TASK DETAILS
Could you write out every entry exactly as it stands?

INPUT ROWS
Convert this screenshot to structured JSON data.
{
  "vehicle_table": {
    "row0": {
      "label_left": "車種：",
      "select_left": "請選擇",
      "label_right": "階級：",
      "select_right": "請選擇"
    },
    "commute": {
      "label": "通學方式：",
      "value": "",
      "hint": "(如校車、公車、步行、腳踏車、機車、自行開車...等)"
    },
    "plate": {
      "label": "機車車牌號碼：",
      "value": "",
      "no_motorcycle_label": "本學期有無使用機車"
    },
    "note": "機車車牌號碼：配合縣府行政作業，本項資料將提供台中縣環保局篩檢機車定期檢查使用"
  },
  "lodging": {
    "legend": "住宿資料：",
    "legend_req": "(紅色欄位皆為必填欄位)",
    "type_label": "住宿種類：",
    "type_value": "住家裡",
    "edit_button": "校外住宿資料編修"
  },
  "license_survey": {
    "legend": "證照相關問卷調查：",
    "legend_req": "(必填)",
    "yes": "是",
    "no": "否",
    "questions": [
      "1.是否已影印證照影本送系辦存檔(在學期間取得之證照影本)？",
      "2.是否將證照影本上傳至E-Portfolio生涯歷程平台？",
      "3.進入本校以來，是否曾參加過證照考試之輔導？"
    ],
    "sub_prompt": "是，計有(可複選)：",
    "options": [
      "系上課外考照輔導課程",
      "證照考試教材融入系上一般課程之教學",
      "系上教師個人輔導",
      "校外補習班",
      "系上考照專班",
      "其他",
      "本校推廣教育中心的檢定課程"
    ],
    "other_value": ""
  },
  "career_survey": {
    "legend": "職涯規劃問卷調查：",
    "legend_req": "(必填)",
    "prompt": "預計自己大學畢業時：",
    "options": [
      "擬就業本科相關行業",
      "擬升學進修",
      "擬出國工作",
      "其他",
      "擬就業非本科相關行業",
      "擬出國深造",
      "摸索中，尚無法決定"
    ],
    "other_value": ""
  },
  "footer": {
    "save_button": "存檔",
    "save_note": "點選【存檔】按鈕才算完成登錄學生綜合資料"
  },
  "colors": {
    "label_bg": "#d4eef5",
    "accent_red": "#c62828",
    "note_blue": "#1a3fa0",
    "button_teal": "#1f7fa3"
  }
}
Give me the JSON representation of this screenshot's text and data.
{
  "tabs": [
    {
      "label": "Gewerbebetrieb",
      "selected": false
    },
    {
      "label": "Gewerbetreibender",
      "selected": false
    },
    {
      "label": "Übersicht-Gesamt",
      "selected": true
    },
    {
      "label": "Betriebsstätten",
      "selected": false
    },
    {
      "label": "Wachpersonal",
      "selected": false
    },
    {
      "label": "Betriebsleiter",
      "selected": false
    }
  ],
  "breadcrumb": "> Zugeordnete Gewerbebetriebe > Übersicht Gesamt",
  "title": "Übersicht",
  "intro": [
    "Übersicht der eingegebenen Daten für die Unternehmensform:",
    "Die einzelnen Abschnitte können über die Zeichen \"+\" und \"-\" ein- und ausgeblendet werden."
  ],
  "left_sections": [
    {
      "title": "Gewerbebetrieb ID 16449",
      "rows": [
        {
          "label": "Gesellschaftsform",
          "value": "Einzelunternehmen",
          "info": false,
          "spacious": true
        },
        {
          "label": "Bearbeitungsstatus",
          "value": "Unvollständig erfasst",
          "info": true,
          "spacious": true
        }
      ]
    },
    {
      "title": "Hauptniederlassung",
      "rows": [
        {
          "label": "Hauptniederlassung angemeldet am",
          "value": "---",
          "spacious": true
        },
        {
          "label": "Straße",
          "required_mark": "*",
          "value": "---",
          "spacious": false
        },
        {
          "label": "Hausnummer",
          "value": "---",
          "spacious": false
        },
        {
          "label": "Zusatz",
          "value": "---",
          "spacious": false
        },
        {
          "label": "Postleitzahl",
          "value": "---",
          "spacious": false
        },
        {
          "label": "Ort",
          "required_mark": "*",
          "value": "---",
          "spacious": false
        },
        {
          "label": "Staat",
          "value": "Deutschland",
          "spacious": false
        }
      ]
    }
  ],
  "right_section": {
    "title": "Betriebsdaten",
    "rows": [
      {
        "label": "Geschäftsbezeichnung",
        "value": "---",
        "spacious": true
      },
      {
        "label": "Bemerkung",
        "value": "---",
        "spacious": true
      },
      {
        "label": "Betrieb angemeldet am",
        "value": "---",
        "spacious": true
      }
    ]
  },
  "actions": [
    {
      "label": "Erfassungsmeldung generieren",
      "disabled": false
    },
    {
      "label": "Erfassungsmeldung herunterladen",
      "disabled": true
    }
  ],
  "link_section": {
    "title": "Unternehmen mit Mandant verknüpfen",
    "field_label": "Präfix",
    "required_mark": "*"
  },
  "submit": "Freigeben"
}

THE OUTPUT
Convert this screenshot to structured JSON data.
{
  "vehicle_table": {
    "row0": {
      "label_left": "車種：",
      "select_left": "請選擇",
      "label_right": "階級：",
      "select_right": "請選擇"
    },
    "commute": {
      "label": "通學方式：",
      "value": "",
      "hint": "(如校車、公車、步行、腳踏車、機車、自行開車...等)"
    },
    "plate": {
      "label": "機車車牌號碼：",
      "value": "",
      "no_motorcycle_label": "本學期有無使用機車"
    },
    "note": "機車車牌號碼：配合縣府行政作業，本項資料將提供台中縣環保局篩檢機車定期檢查使用"
  },
  "lodging": {
    "legend": "住宿資料：",
    "legend_req": "(紅色欄位皆為必填欄位)",
    "type_label": "住宿種類：",
    "type_value": "住家裡",
    "edit_button": "校外住宿資料編修"
  },
  "license_survey": {
    "legend": "證照相關問卷調查：",
    "legend_req": "(必填)",
    "yes": "是",
    "no": "否",
    "questions": [
      "1.是否已影印證照影本送系辦存檔(在學期間取得之證照影本)？",
      "2.是否將證照影本上傳至E-Portfolio生涯歷程平台？",
      "3.進入本校以來，是否曾參加過證照考試之輔導？"
    ],
    "sub_prompt": "是，計有(可複選)：",
    "options": [
      "系上課外考照輔導課程",
      "證照考試教材融入系上一般課程之教學",
      "系上教師個人輔導",
      "校外補習班",
      "系上考照專班",
      "其他",
      "本校推廣教育中心的檢定課程"
    ],
    "other_value": ""
  },
  "career_survey": {
    "legend": "職涯規劃問卷調查：",
    "legend_req": "(必填)",
    "prompt": "預計自己大學畢業時：",
    "options": [
      "擬就業本科相關行業",
      "擬升學進修",
      "擬出國工作",
      "其他",
      "擬就業非本科相關行業",
      "擬出國深造",
      "摸索中，尚無法決定"
    ],
    "other_value": ""
  },
  "footer": {
    "save_button": "存檔",
    "save_note": "點選【存檔】按鈕才算完成登錄學生綜合資料"
  },
  "colors": {
    "label_bg": "#d4eef5",
    "accent_red": "#c62828",
    "note_blue": "#1a3fa0",
    "button_teal": "#1f7fa3"
  }
}
Give me the JSON representation of this screenshot's text and data.
{
  "tabs": [
    {
      "label": "Gewerbebetrieb",
      "selected": false
    },
    {
      "label": "Gewerbetreibender",
      "selected": false
    },
    {
      "label": "Übersicht-Gesamt",
      "selected": true
    },
    {
      "label": "Betriebsstätten",
      "selected": false
    },
    {
      "label": "Wachpersonal",
      "selected": false
    },
    {
      "label": "Betriebsleiter",
      "selected": false
    }
  ],
  "breadcrumb": "> Zugeordnete Gewerbebetriebe > Übersicht Gesamt",
  "title": "Übersicht",
  "intro": [
    "Übersicht der eingegebenen Daten für die Unternehmensform:",
    "Die einzelnen Abschnitte können über die Zeichen \"+\" und \"-\" ein- und ausgeblendet werden."
  ],
  "left_sections": [
    {
      "title": "Gewerbebetrieb ID 16449",
      "rows": [
        {
          "label": "Gesellschaftsform",
          "value": "Einzelunternehmen",
          "info": false,
          "spacious": true
        },
        {
          "label": "Bearbeitungsstatus",
          "value": "Unvollständig erfasst",
          "info": true,
          "spacious": true
        }
      ]
    },
    {
      "title": "Hauptniederlassung",
      "rows": [
        {
          "label": "Hauptniederlassung angemeldet am",
          "value": "---",
          "spacious": true
        },
        {
          "label": "Straße",
          "required_mark": "*",
          "value": "---",
          "spacious": false
        },
        {
          "label": "Hausnummer",
          "value": "---",
          "spacious": false
        },
        {
          "label": "Zusatz",
          "value": "---",
          "spacious": false
        },
        {
          "label": "Postleitzahl",
          "value": "---",
          "spacious": false
        },
        {
          "label": "Ort",
          "required_mark": "*",
          "value": "---",
          "spacious": false
        },
        {
          "label": "Staat",
          "value": "Deutschland",
          "spacious": false
        }
      ]
    }
  ],
  "right_section": {
    "title": "Betriebsdaten",
    "rows": [
      {
        "label": "Geschäftsbezeichnung",
        "value": "---",
        "spacious": true
      },
      {
        "label": "Bemerkung",
        "value": "---",
        "spacious": true
      },
      {
        "label": "Betrieb angemeldet am",
        "value": "---",
        "spacious": true
      }
    ]
  },
  "actions": [
    {
      "label": "Erfassungsmeldung generieren",
      "disabled": false
    },
    {
      "label": "Erfassungsmeldung herunterladen",
      "disabled": true
    }
  ],
  "link_section": {
    "title": "Unternehmen mit Mandant verknüpfen",
    "field_label": "Präfix",
    "required_mark": "*"
  },
  "submit": "Freigeben"
}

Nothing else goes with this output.